■ Requirement: Search the data for the string "Gartic" and extract every line where it appears.

■ Source material:
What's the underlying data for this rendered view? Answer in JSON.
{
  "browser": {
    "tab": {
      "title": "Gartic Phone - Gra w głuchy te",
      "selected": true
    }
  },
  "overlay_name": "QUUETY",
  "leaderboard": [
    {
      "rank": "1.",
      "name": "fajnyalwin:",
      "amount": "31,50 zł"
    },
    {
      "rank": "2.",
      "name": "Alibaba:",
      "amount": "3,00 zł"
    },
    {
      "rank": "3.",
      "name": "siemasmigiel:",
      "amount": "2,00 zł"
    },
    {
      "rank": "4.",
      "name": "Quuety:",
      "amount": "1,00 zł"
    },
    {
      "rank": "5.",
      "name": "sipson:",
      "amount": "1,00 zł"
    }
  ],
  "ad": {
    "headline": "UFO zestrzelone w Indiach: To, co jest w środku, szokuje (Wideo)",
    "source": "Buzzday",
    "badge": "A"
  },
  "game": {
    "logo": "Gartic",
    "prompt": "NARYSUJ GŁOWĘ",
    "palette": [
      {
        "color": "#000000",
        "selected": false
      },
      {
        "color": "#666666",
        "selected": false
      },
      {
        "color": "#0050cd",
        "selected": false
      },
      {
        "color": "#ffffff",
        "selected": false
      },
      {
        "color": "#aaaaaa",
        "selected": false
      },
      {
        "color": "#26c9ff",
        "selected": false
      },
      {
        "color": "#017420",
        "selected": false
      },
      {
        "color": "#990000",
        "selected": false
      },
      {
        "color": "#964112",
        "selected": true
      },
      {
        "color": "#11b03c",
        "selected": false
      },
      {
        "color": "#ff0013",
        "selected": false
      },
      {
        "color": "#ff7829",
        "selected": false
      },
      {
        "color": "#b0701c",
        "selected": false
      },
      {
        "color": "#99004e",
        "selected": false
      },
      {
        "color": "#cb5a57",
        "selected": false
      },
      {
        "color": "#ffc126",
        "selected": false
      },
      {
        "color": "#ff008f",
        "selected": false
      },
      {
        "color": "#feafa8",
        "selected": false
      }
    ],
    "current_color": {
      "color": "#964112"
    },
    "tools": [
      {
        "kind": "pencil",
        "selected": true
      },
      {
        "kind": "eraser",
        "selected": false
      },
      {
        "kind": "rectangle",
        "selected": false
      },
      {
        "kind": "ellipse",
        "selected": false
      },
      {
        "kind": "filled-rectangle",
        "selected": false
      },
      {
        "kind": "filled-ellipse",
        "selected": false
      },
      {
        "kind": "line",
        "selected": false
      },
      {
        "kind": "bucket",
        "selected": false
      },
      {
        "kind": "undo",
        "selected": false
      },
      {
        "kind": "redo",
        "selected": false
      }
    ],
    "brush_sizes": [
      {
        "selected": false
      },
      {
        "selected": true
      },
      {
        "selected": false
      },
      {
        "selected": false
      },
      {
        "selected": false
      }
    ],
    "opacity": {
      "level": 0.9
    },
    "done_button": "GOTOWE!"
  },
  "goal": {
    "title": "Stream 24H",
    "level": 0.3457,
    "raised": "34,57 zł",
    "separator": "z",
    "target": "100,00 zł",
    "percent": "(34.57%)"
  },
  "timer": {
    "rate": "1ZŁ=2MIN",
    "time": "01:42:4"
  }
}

■ Response:
      "title": "Gartic Phone - Gra w głuchy te",
    "logo": "Gartic",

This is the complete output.